#### TASK:
Copy everything in the data below exactly except the pictures.
>>>>>
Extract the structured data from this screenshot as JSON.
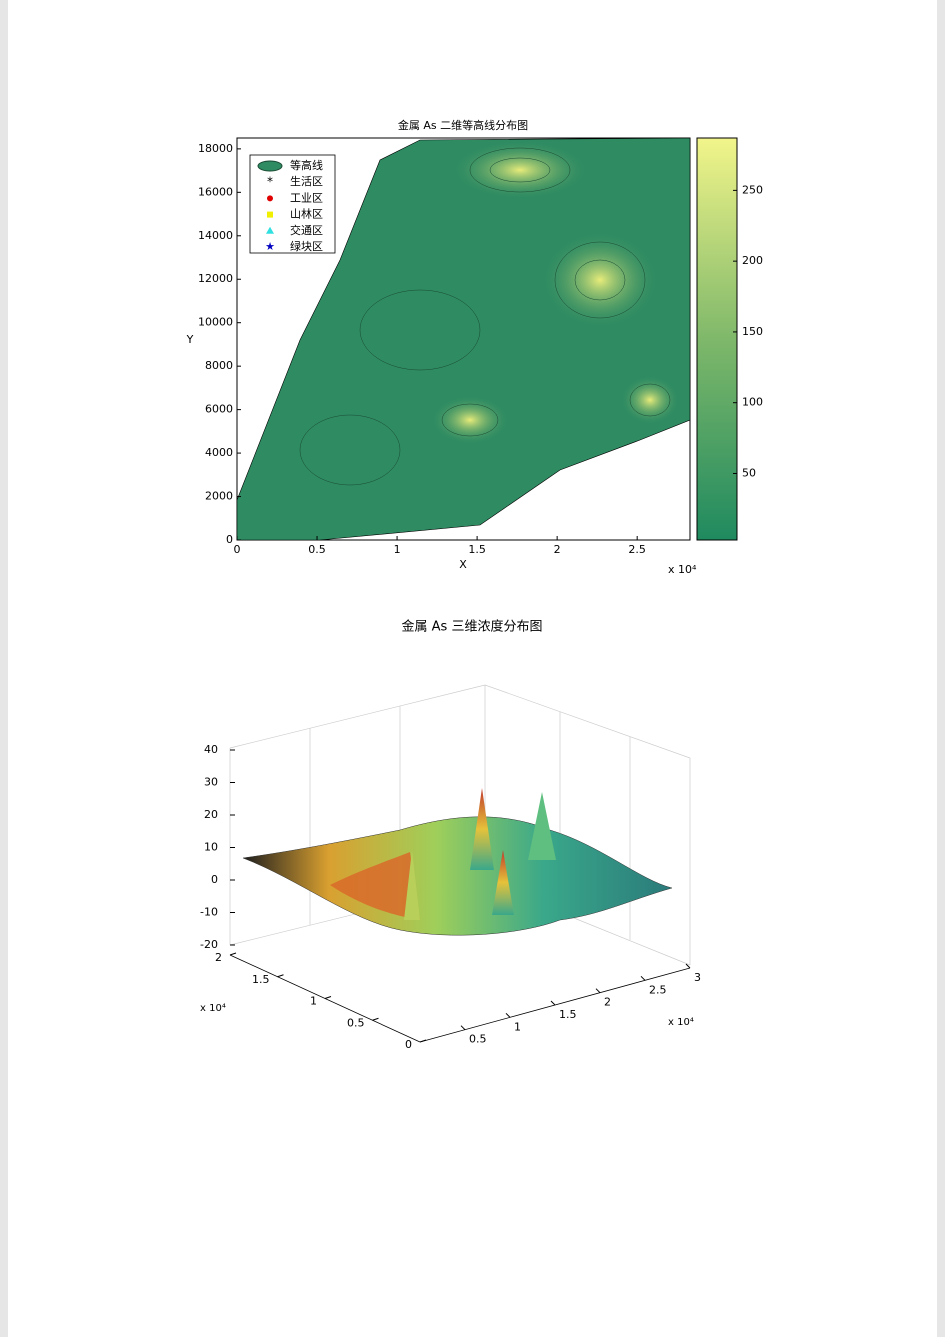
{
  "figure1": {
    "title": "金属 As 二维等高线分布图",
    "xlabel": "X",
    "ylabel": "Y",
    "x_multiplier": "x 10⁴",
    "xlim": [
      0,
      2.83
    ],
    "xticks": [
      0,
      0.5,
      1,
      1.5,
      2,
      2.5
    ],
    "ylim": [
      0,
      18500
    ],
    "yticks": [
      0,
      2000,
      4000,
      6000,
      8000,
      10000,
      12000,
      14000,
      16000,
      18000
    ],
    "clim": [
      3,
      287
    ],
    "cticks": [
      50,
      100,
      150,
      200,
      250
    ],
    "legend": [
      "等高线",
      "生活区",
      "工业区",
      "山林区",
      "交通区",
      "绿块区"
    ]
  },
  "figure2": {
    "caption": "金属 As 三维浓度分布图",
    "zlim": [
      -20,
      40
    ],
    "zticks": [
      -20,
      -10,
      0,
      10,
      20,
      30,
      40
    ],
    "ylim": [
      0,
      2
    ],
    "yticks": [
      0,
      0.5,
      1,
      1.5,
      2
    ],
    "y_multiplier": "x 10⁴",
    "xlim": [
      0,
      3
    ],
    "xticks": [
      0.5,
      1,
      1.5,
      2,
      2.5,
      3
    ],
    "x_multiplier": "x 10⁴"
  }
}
<<<<<
#### COMPLETE OUTPUT:
Extract the structured data from this screenshot as JSON.
{
  "figure1": {
    "title": "金属 As 二维等高线分布图",
    "xlabel": "X",
    "ylabel": "Y",
    "x_multiplier": "x 10⁴",
    "xlim": [
      0,
      2.83
    ],
    "xticks": [
      0,
      0.5,
      1,
      1.5,
      2,
      2.5
    ],
    "ylim": [
      0,
      18500
    ],
    "yticks": [
      0,
      2000,
      4000,
      6000,
      8000,
      10000,
      12000,
      14000,
      16000,
      18000
    ],
    "clim": [
      3,
      287
    ],
    "cticks": [
      50,
      100,
      150,
      200,
      250
    ],
    "legend": [
      "等高线",
      "生活区",
      "工业区",
      "山林区",
      "交通区",
      "绿块区"
    ]
  },
  "figure2": {
    "caption": "金属 As 三维浓度分布图",
    "zlim": [
      -20,
      40
    ],
    "zticks": [
      -20,
      -10,
      0,
      10,
      20,
      30,
      40
    ],
    "ylim": [
      0,
      2
    ],
    "yticks": [
      0,
      0.5,
      1,
      1.5,
      2
    ],
    "y_multiplier": "x 10⁴",
    "xlim": [
      0,
      3
    ],
    "xticks": [
      0.5,
      1,
      1.5,
      2,
      2.5,
      3
    ],
    "x_multiplier": "x 10⁴"
  }
}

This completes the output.